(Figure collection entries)
────

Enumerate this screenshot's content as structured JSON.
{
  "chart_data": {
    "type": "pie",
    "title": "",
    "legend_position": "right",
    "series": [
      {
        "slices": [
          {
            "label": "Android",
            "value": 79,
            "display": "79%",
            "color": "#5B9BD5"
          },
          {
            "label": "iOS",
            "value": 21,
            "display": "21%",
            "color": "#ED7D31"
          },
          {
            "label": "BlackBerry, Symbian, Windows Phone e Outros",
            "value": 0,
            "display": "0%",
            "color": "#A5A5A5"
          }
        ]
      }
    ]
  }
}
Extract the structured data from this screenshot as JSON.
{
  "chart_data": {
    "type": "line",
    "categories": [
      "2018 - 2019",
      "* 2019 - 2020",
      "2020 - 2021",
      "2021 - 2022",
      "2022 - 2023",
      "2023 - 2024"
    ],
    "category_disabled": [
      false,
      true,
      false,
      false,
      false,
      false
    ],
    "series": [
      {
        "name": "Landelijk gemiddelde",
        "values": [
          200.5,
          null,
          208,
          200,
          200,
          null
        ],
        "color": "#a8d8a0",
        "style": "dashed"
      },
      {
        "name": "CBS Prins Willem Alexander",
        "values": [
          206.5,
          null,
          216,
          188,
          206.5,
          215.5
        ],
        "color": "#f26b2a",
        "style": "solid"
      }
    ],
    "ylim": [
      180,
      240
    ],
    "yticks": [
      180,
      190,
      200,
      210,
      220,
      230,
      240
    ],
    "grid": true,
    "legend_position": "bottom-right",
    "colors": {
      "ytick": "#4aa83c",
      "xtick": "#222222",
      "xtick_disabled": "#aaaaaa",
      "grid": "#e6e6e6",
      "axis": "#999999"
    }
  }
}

────

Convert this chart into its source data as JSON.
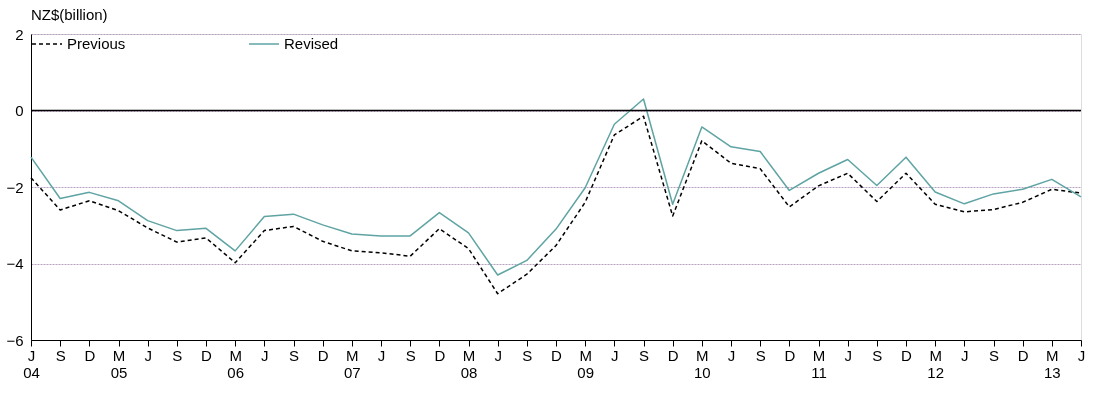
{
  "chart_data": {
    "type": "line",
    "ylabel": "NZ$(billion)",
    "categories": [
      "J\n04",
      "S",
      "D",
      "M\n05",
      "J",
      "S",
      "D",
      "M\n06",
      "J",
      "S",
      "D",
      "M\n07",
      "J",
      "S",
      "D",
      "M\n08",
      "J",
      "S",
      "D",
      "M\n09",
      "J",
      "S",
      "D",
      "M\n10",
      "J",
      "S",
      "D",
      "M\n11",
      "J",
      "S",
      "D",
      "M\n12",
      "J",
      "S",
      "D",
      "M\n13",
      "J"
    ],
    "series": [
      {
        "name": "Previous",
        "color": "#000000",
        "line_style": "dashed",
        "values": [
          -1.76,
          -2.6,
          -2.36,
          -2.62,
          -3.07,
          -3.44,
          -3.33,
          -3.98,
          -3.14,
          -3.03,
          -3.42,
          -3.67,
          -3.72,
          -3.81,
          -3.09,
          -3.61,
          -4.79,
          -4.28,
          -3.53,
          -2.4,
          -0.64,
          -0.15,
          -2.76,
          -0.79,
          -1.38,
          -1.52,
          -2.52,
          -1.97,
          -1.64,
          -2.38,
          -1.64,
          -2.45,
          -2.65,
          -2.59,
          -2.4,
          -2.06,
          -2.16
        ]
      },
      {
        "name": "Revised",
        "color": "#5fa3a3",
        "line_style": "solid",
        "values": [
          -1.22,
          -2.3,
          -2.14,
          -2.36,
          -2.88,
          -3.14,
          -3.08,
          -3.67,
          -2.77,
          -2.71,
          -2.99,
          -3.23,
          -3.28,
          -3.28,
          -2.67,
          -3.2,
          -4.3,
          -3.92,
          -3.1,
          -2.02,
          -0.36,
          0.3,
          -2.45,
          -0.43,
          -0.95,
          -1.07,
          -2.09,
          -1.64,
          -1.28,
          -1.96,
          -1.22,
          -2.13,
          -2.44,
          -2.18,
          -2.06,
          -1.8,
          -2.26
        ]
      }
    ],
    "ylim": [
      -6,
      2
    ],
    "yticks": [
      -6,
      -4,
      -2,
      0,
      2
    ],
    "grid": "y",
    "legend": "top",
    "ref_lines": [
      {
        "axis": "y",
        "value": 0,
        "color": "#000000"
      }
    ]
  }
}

────

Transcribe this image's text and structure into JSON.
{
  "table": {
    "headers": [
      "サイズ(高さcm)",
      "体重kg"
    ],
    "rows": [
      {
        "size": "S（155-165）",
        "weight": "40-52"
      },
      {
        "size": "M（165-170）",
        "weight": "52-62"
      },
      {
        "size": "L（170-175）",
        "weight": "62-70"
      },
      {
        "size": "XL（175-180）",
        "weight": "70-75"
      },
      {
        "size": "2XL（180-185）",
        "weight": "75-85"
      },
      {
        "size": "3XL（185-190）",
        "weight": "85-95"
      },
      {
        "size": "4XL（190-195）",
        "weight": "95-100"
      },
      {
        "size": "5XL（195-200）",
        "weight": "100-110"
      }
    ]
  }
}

────

_What needs to be done_. Identify the lines of the entries containing the string "name". Copy each such line.

_Result of the task_.
        "name": "Landelijk gemiddelde",
        "name": "CBS Prins Willem Alexander",
        "name": "Previous",
        "name": "Revised",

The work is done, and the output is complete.